Problem requirements: Count every line below in which "JSON" occurs, then give only the count.

Dataset records:
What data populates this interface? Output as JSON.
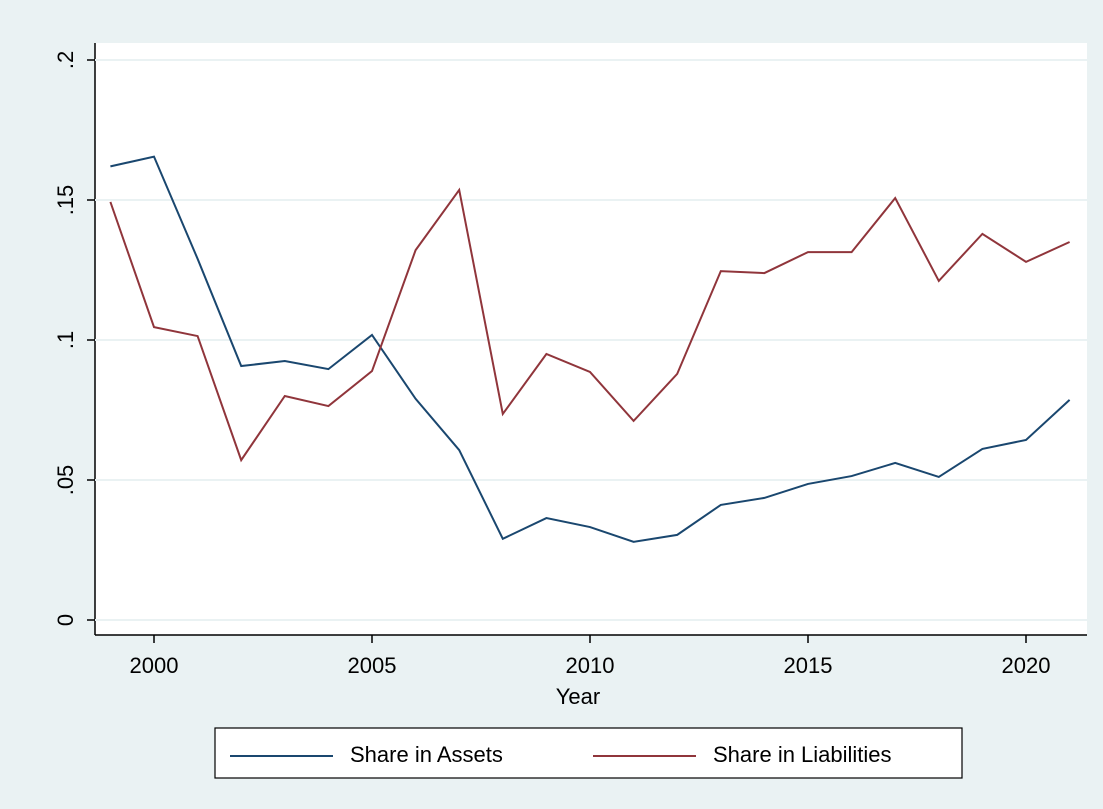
{
  "chart_data": {
    "type": "line",
    "x": [
      1999,
      2000,
      2001,
      2002,
      2003,
      2004,
      2005,
      2006,
      2007,
      2008,
      2009,
      2010,
      2011,
      2012,
      2013,
      2014,
      2015,
      2016,
      2017,
      2018,
      2019,
      2020,
      2021
    ],
    "series": [
      {
        "name": "Share in Assets",
        "color": "#1a476f",
        "values": [
          0.162,
          0.1655,
          0.129,
          0.0907,
          0.0925,
          0.0896,
          0.1018,
          0.079,
          0.0607,
          0.029,
          0.0364,
          0.0332,
          0.0279,
          0.0304,
          0.0411,
          0.0436,
          0.0486,
          0.0514,
          0.0561,
          0.0511,
          0.0611,
          0.0643,
          0.0786
        ]
      },
      {
        "name": "Share in Liabilities",
        "color": "#90353b",
        "values": [
          0.1493,
          0.1046,
          0.1014,
          0.0571,
          0.08,
          0.0764,
          0.0889,
          0.1321,
          0.1536,
          0.0736,
          0.095,
          0.0886,
          0.0711,
          0.0879,
          0.1246,
          0.1239,
          0.1314,
          0.1314,
          0.1507,
          0.1211,
          0.1379,
          0.1279,
          0.135
        ]
      }
    ],
    "x_label": "Year",
    "xlim": [
      1999,
      2021
    ],
    "xticks": [
      2000,
      2005,
      2010,
      2015,
      2020
    ],
    "ylim": [
      0,
      0.2
    ],
    "yticks": [
      0,
      {
        "value": 0.05,
        "label": ".05"
      },
      {
        "value": 0.1,
        "label": ".1"
      },
      {
        "value": 0.15,
        "label": ".15"
      },
      {
        "value": 0.2,
        "label": ".2"
      }
    ],
    "grid": true,
    "legend": "bottom"
  }
}
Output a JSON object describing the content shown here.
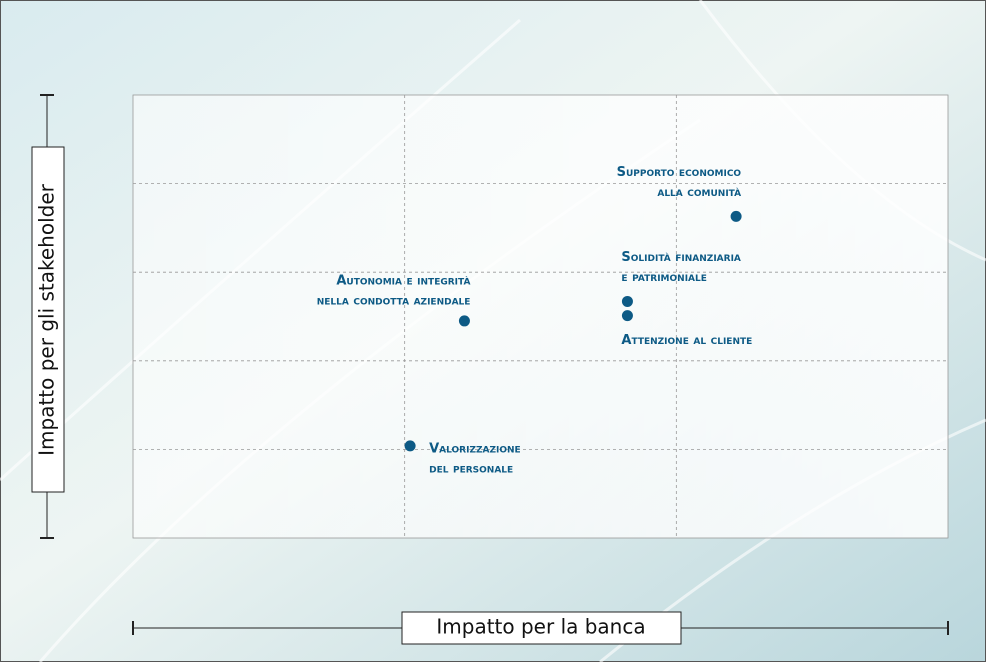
{
  "chart_data": {
    "type": "scatter",
    "xlabel": "Impatto per la banca",
    "ylabel": "Impatto per gli stakeholder",
    "xlim": [
      0,
      3
    ],
    "ylim": [
      0,
      5
    ],
    "xticks": [
      1,
      2
    ],
    "yticks": [
      1,
      2,
      3,
      4
    ],
    "grid": true,
    "color": "#0d5a85",
    "x": [
      2.22,
      1.82,
      1.82,
      1.22,
      1.02
    ],
    "values": [
      3.63,
      2.67,
      2.51,
      2.45,
      1.04
    ],
    "labels": [
      [
        "Supporto economico",
        "alla comunità"
      ],
      [
        "Solidità finanziaria",
        "e patrimoniale"
      ],
      [
        "Attenzione al cliente"
      ],
      [
        "Autonomia e integrità",
        "nella condotta aziendale"
      ],
      [
        "Valorizzazione",
        "del personale"
      ]
    ]
  }
}
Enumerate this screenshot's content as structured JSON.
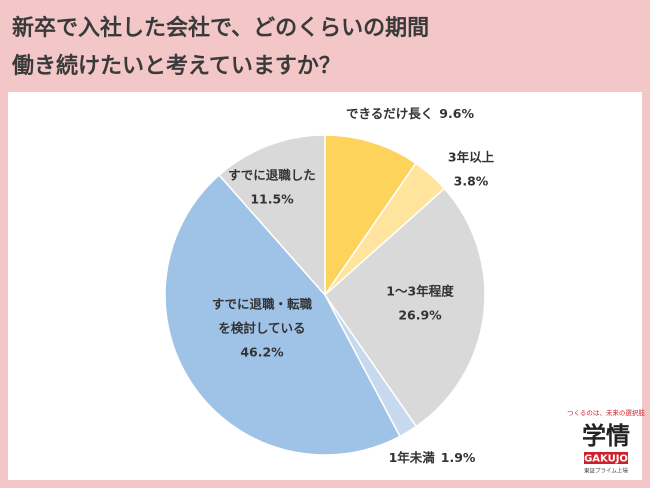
{
  "chart_data": {
    "type": "pie",
    "title": [
      "新卒で入社した会社で、どのくらいの期間",
      "働き続けたいと考えていますか？"
    ],
    "categories": [
      [
        "できるだけ長く"
      ],
      [
        "3年以上"
      ],
      [
        "1〜3年程度"
      ],
      [
        "1年未満"
      ],
      [
        "すでに退職・転職",
        "を検討している"
      ],
      [
        "すでに退職した"
      ]
    ],
    "values": [
      9.6,
      3.8,
      26.9,
      1.9,
      46.2,
      11.5
    ],
    "value_labels": [
      "9.6%",
      "3.8%",
      "26.9%",
      "1.9%",
      "46.2%",
      "11.5%"
    ],
    "colors": [
      "#fdd35c",
      "#fee49c",
      "#d9d9d9",
      "#c6d9ef",
      "#9fc3e7",
      "#d9d9d9"
    ]
  },
  "logo": {
    "tagline": "つくるのは、未来の選択肢",
    "name": "学情",
    "brand": "GAKUJO",
    "note": "東証プライム上場"
  }
}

Expected answer: 3